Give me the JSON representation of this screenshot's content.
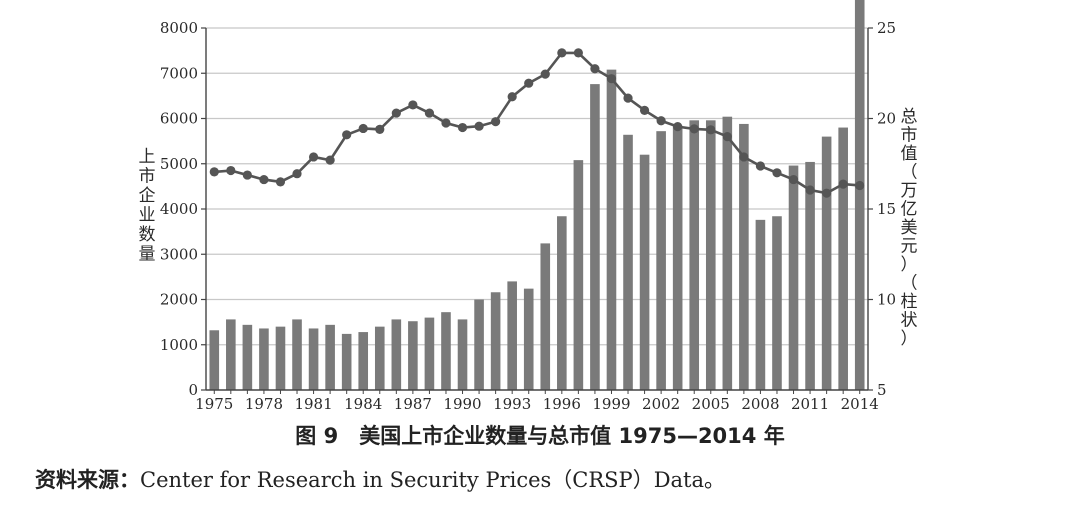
{
  "chart_data": {
    "type": "bar",
    "title": "图 9　美国上市企业数量与总市值 1975—2014 年",
    "ylabel_left": "上市企业数量",
    "ylabel_right": "总市值（万亿美元）（柱状）",
    "x": [
      1975,
      1976,
      1977,
      1978,
      1979,
      1980,
      1981,
      1982,
      1983,
      1984,
      1985,
      1986,
      1987,
      1988,
      1989,
      1990,
      1991,
      1992,
      1993,
      1994,
      1995,
      1996,
      1997,
      1998,
      1999,
      2000,
      2001,
      2002,
      2003,
      2004,
      2005,
      2006,
      2007,
      2008,
      2009,
      2010,
      2011,
      2012,
      2013,
      2014
    ],
    "x_tick_labels": [
      "1975",
      "1978",
      "1981",
      "1984",
      "1987",
      "1990",
      "1993",
      "1996",
      "1999",
      "2002",
      "2005",
      "2008",
      "2011",
      "2014"
    ],
    "ylim_left": [
      0,
      8000
    ],
    "yticks_left": [
      0,
      1000,
      2000,
      3000,
      4000,
      5000,
      6000,
      7000,
      8000
    ],
    "ylim_right": [
      5,
      25
    ],
    "yticks_right": [
      5,
      10,
      15,
      20,
      25
    ],
    "grid": true,
    "series": [
      {
        "name": "总市值（万亿美元）（柱状）",
        "type": "bar",
        "axis": "right",
        "color": "#7a7a7a",
        "values": [
          8.3,
          8.9,
          8.6,
          8.4,
          8.5,
          8.9,
          8.4,
          8.6,
          8.1,
          8.2,
          8.5,
          8.9,
          8.8,
          9.0,
          9.3,
          8.9,
          10.0,
          10.4,
          11.0,
          10.6,
          13.1,
          14.6,
          17.7,
          21.9,
          22.7,
          19.1,
          18.0,
          19.3,
          19.6,
          19.9,
          19.9,
          20.1,
          19.7,
          14.4,
          14.6,
          17.4,
          17.6,
          19.0,
          19.5,
          26.6
        ]
      },
      {
        "name": "上市企业数量",
        "type": "line",
        "axis": "left",
        "color": "#555555",
        "values": [
          4820,
          4850,
          4750,
          4650,
          4600,
          4780,
          5150,
          5080,
          5640,
          5780,
          5760,
          6120,
          6300,
          6120,
          5900,
          5800,
          5830,
          5930,
          6480,
          6780,
          6980,
          7450,
          7450,
          7100,
          6880,
          6450,
          6180,
          5950,
          5820,
          5770,
          5750,
          5600,
          5150,
          4950,
          4800,
          4650,
          4420,
          4350,
          4550,
          4520
        ]
      }
    ]
  },
  "caption": "图 9　美国上市企业数量与总市值 1975—2014 年",
  "source": {
    "label": "资料来源：",
    "text": "Center for Research in Security Prices（CRSP）Data。"
  }
}
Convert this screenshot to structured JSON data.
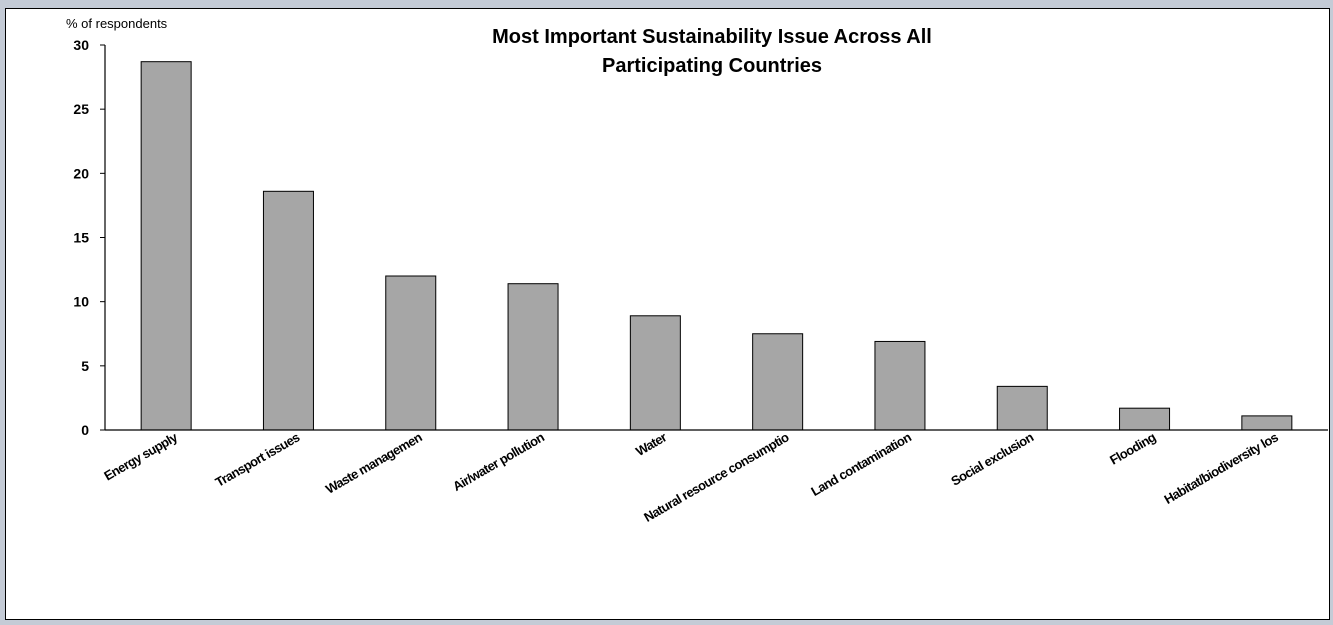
{
  "chart_data": {
    "type": "bar",
    "title_lines": [
      "Most Important Sustainability Issue Across All",
      "Participating Countries"
    ],
    "ylabel": "% of respondents",
    "xlabel": "",
    "ylim": [
      0,
      30
    ],
    "yticks": [
      0,
      5,
      10,
      15,
      20,
      25,
      30
    ],
    "categories": [
      "Energy supply",
      "Transport issues",
      "Waste management",
      "Air/water pollution",
      "Water",
      "Natural resource consumption",
      "Land contamination",
      "Social exclusion",
      "Flooding",
      "Habitat/biodiversity loss"
    ],
    "category_labels_visible": [
      "Energy supply",
      "Transport issues",
      "Waste managemen",
      "Air/water pollution",
      "Water",
      "Natural resource consumptio",
      "Land contamination",
      "Social exclusion",
      "Flooding",
      "Habitat/biodiversity los"
    ],
    "values": [
      28.7,
      18.6,
      12.0,
      11.4,
      8.9,
      7.5,
      6.9,
      3.4,
      1.7,
      1.1
    ],
    "bar_color": "#a6a6a6",
    "grid": false,
    "legend": "none"
  }
}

◆ What is needed
Images must not appear in the copy; reproduce everything else in the records verbatim.

◆ Result below
Give me the JSON representation of this screenshot's content.
{
  "chart_data": {
    "type": "bar",
    "title": "图 9　美国上市企业数量与总市值 1975—2014 年",
    "ylabel_left": "上市企业数量",
    "ylabel_right": "总市值（万亿美元）（柱状）",
    "x": [
      1975,
      1976,
      1977,
      1978,
      1979,
      1980,
      1981,
      1982,
      1983,
      1984,
      1985,
      1986,
      1987,
      1988,
      1989,
      1990,
      1991,
      1992,
      1993,
      1994,
      1995,
      1996,
      1997,
      1998,
      1999,
      2000,
      2001,
      2002,
      2003,
      2004,
      2005,
      2006,
      2007,
      2008,
      2009,
      2010,
      2011,
      2012,
      2013,
      2014
    ],
    "x_tick_labels": [
      "1975",
      "1978",
      "1981",
      "1984",
      "1987",
      "1990",
      "1993",
      "1996",
      "1999",
      "2002",
      "2005",
      "2008",
      "2011",
      "2014"
    ],
    "ylim_left": [
      0,
      8000
    ],
    "yticks_left": [
      0,
      1000,
      2000,
      3000,
      4000,
      5000,
      6000,
      7000,
      8000
    ],
    "ylim_right": [
      5,
      25
    ],
    "yticks_right": [
      5,
      10,
      15,
      20,
      25
    ],
    "grid": true,
    "series": [
      {
        "name": "总市值（万亿美元）（柱状）",
        "type": "bar",
        "axis": "right",
        "color": "#7a7a7a",
        "values": [
          8.3,
          8.9,
          8.6,
          8.4,
          8.5,
          8.9,
          8.4,
          8.6,
          8.1,
          8.2,
          8.5,
          8.9,
          8.8,
          9.0,
          9.3,
          8.9,
          10.0,
          10.4,
          11.0,
          10.6,
          13.1,
          14.6,
          17.7,
          21.9,
          22.7,
          19.1,
          18.0,
          19.3,
          19.6,
          19.9,
          19.9,
          20.1,
          19.7,
          14.4,
          14.6,
          17.4,
          17.6,
          19.0,
          19.5,
          26.6
        ]
      },
      {
        "name": "上市企业数量",
        "type": "line",
        "axis": "left",
        "color": "#555555",
        "values": [
          4820,
          4850,
          4750,
          4650,
          4600,
          4780,
          5150,
          5080,
          5640,
          5780,
          5760,
          6120,
          6300,
          6120,
          5900,
          5800,
          5830,
          5930,
          6480,
          6780,
          6980,
          7450,
          7450,
          7100,
          6880,
          6450,
          6180,
          5950,
          5820,
          5770,
          5750,
          5600,
          5150,
          4950,
          4800,
          4650,
          4420,
          4350,
          4550,
          4520
        ]
      }
    ]
  },
  "caption": "图 9　美国上市企业数量与总市值 1975—2014 年",
  "source": {
    "label": "资料来源：",
    "text": "Center for Research in Security Prices（CRSP）Data。"
  }
}
Convert this screenshot to structured JSON data.
{
  "chart_data": {
    "type": "bar",
    "title_lines": [
      "Most Important Sustainability Issue Across All",
      "Participating Countries"
    ],
    "ylabel": "% of respondents",
    "xlabel": "",
    "ylim": [
      0,
      30
    ],
    "yticks": [
      0,
      5,
      10,
      15,
      20,
      25,
      30
    ],
    "categories": [
      "Energy supply",
      "Transport issues",
      "Waste management",
      "Air/water pollution",
      "Water",
      "Natural resource consumption",
      "Land contamination",
      "Social exclusion",
      "Flooding",
      "Habitat/biodiversity loss"
    ],
    "category_labels_visible": [
      "Energy supply",
      "Transport issues",
      "Waste managemen",
      "Air/water pollution",
      "Water",
      "Natural resource consumptio",
      "Land contamination",
      "Social exclusion",
      "Flooding",
      "Habitat/biodiversity los"
    ],
    "values": [
      28.7,
      18.6,
      12.0,
      11.4,
      8.9,
      7.5,
      6.9,
      3.4,
      1.7,
      1.1
    ],
    "bar_color": "#a6a6a6",
    "grid": false,
    "legend": "none"
  }
}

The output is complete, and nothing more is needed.